=== Problem to solve ===
Exactly as they appear, output all of the records. Skip any images.

=== The input ===
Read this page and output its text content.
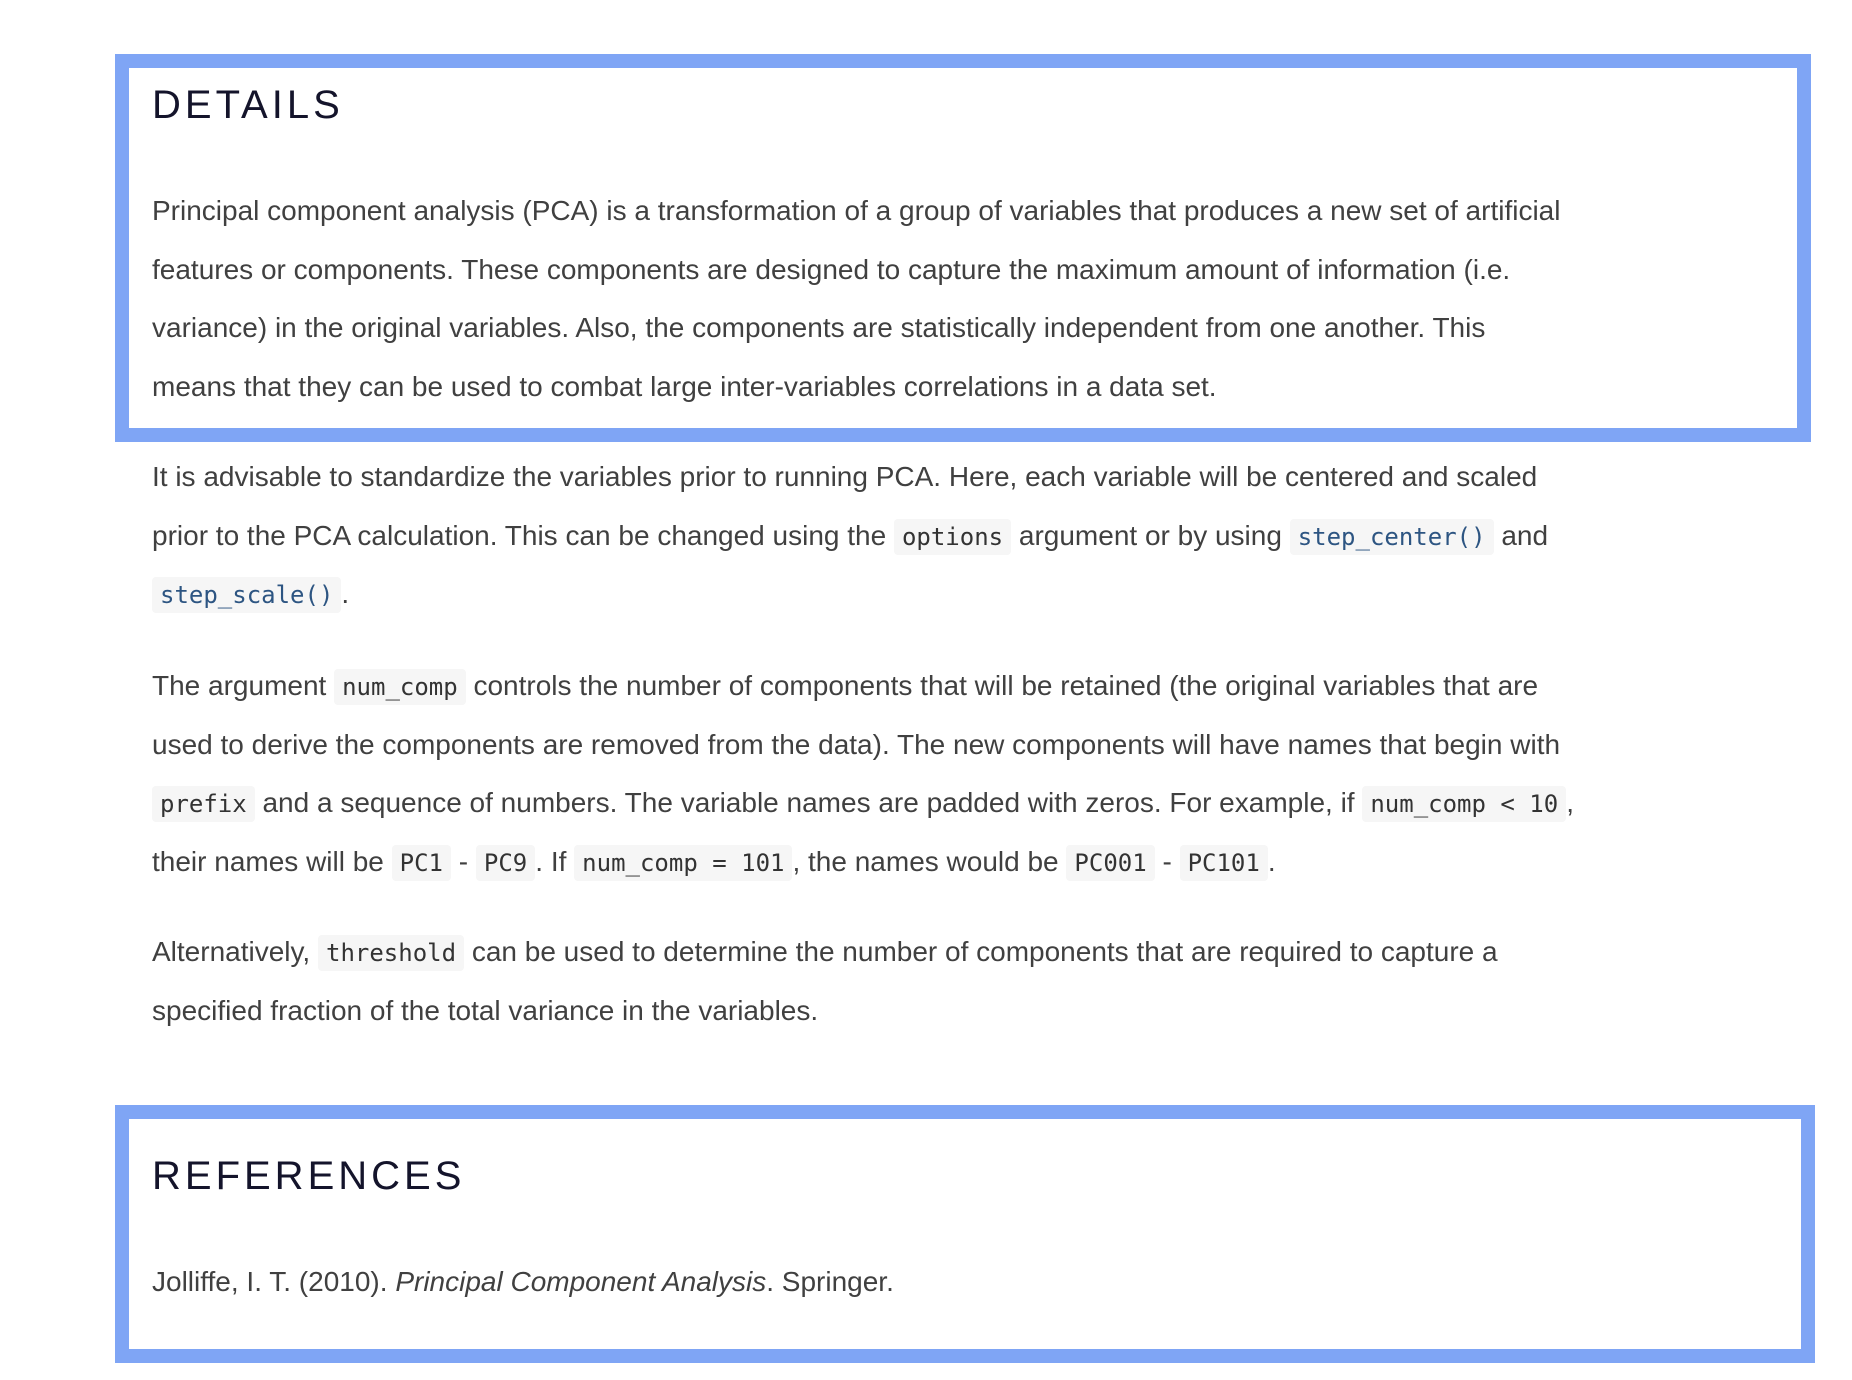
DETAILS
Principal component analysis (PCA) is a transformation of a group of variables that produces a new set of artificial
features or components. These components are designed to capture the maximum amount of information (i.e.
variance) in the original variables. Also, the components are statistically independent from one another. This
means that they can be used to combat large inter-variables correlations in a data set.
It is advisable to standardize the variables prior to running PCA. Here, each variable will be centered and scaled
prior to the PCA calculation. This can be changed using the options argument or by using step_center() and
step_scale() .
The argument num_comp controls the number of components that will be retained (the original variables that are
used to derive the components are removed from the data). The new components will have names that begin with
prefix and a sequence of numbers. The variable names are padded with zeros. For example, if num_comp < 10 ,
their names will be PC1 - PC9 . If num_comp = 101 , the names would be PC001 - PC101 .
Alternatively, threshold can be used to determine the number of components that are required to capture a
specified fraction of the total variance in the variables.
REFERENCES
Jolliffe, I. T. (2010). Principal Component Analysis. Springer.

=== Result of the task ===
Read this page and output its text content.
DETAILS
Principal component analysis (PCA) is a transformation of a group of variables that produces a new set of artificial
features or components. These components are designed to capture the maximum amount of information (i.e.
variance) in the original variables. Also, the components are statistically independent from one another. This
means that they can be used to combat large inter-variables correlations in a data set.
It is advisable to standardize the variables prior to running PCA. Here, each variable will be centered and scaled
prior to the PCA calculation. This can be changed using the options argument or by using step_center() and
step_scale() .
The argument num_comp controls the number of components that will be retained (the original variables that are
used to derive the components are removed from the data). The new components will have names that begin with
prefix and a sequence of numbers. The variable names are padded with zeros. For example, if num_comp < 10 ,
their names will be PC1 - PC9 . If num_comp = 101 , the names would be PC001 - PC101 .
Alternatively, threshold can be used to determine the number of components that are required to capture a
specified fraction of the total variance in the variables.
REFERENCES
Jolliffe, I. T. (2010). Principal Component Analysis. Springer.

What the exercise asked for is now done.